All records must be quoted exactly. Omit the pictures.
---------- Data for this task ----------
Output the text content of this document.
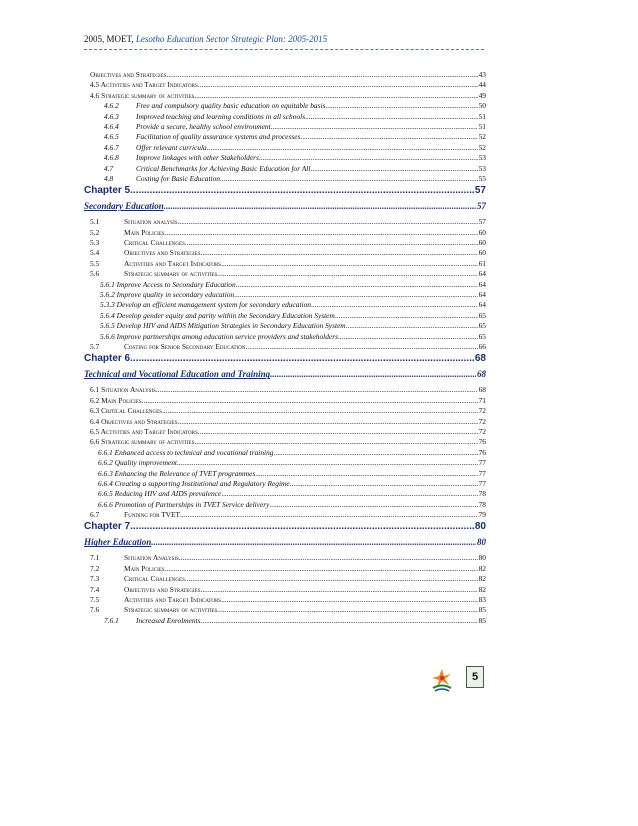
2005, MOET, Lesotho Education Sector Strategic Plan: 2005-2015
Objectives and Strategies .....	43
4.5 Activities and Target Indicators .....	44
4.6 Strategic summary of activities .....	49
4.6.2	Free and compulsory quality basic education on equitable basis .....	50
4.6.3	Improved teaching and learning conditions in all schools .....	51
4.6.4	Provide a secure, healthy school environment .....	51
4.6.5	Facilitation of quality assurance systems and processes .....	52
4.6.7	Offer relevant curricula .....	52
4.6.8	Improve linkages with other Stakeholders .....	53
4.7	Critical Benchmarks for Achieving Basic Education for All .....	53
4.8	Costing for Basic Education .....	55
Chapter 5 .....	57
Secondary Education .....	57
5.1	Situation analysis .....	57
5.2	Main Policies .....	60
5.3	Critical Challenges .....	60
5.4	Objectives and Strategies .....	60
5.5	Activities and Target Indicators .....	61
5.6	Strategic summary of activities .....	64
5.6.1 Improve Access to Secondary Education .....	64
5.6.2 Improve quality in secondary education .....	64
5.3.3 Develop an efficient management system for secondary education .....	64
5.6.4 Develop gender equity and parity within the Secondary Education System .....	65
5.6.5 Develop HIV and AIDS Mitigation Strategies in Secondary Education System .....	65
5.6.6 Improve partnerships among education service providers and stakeholders .....	65
5.7	Costing for Senior Secondary Education .....	66
Chapter 6 .....	68
Technical and Vocational Education and Training .....	68
6.1 Situation Analysis .....	68
6.2 Main Policies .....	71
6.3 Critical Challenges .....	72
6.4 Objectives and Strategies .....	72
6.5 Activities and Target Indicators .....	72
6.6 Strategic summary of activities .....	76
6.6.1 Enhanced access to technical and vocational training .....	76
6.6.2 Quality improvement .....	77
6.6.3 Enhancing the Relevance of TVET programmes .....	77
6.6.4 Creating a supporting Institutional and Regulatory Regime .....	77
6.6.5 Reducing HIV and AIDS prevalence .....	78
6.6.6 Promotion of Partnerships in TVET Service delivery .....	78
6.7	Funding for TVET .....	79
Chapter 7 .....	80
Higher Education .....	80
7.1	Situation Analysis .....	80
7.2	Main Policies .....	82
7.3	Critical Challenges .....	82
7.4	Objectives and Strategies .....	82
7.5	Activities and Target Indicators .....	83
7.6	Strategic summary of activities .....	85
7.6.1	Increased Enrolments .....	85
5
----------
Exercise output
Output the text content of this document.
2005, MOET, Lesotho Education Sector Strategic Plan: 2005-2015
Objectives and Strategies .....	43
4.5 Activities and Target Indicators .....	44
4.6 Strategic summary of activities .....	49
4.6.2	Free and compulsory quality basic education on equitable basis .....	50
4.6.3	Improved teaching and learning conditions in all schools .....	51
4.6.4	Provide a secure, healthy school environment .....	51
4.6.5	Facilitation of quality assurance systems and processes .....	52
4.6.7	Offer relevant curricula .....	52
4.6.8	Improve linkages with other Stakeholders .....	53
4.7	Critical Benchmarks for Achieving Basic Education for All .....	53
4.8	Costing for Basic Education .....	55
Chapter 5 .....	57
Secondary Education .....	57
5.1	Situation analysis .....	57
5.2	Main Policies .....	60
5.3	Critical Challenges .....	60
5.4	Objectives and Strategies .....	60
5.5	Activities and Target Indicators .....	61
5.6	Strategic summary of activities .....	64
5.6.1 Improve Access to Secondary Education .....	64
5.6.2 Improve quality in secondary education .....	64
5.3.3 Develop an efficient management system for secondary education .....	64
5.6.4 Develop gender equity and parity within the Secondary Education System .....	65
5.6.5 Develop HIV and AIDS Mitigation Strategies in Secondary Education System .....	65
5.6.6 Improve partnerships among education service providers and stakeholders .....	65
5.7	Costing for Senior Secondary Education .....	66
Chapter 6 .....	68
Technical and Vocational Education and Training .....	68
6.1 Situation Analysis .....	68
6.2 Main Policies .....	71
6.3 Critical Challenges .....	72
6.4 Objectives and Strategies .....	72
6.5 Activities and Target Indicators .....	72
6.6 Strategic summary of activities .....	76
6.6.1 Enhanced access to technical and vocational training .....	76
6.6.2 Quality improvement .....	77
6.6.3 Enhancing the Relevance of TVET programmes .....	77
6.6.4 Creating a supporting Institutional and Regulatory Regime .....	77
6.6.5 Reducing HIV and AIDS prevalence .....	78
6.6.6 Promotion of Partnerships in TVET Service delivery .....	78
6.7	Funding for TVET .....	79
Chapter 7 .....	80
Higher Education .....	80
7.1	Situation Analysis .....	80
7.2	Main Policies .....	82
7.3	Critical Challenges .....	82
7.4	Objectives and Strategies .....	82
7.5	Activities and Target Indicators .....	83
7.6	Strategic summary of activities .....	85
7.6.1	Increased Enrolments .....	85
5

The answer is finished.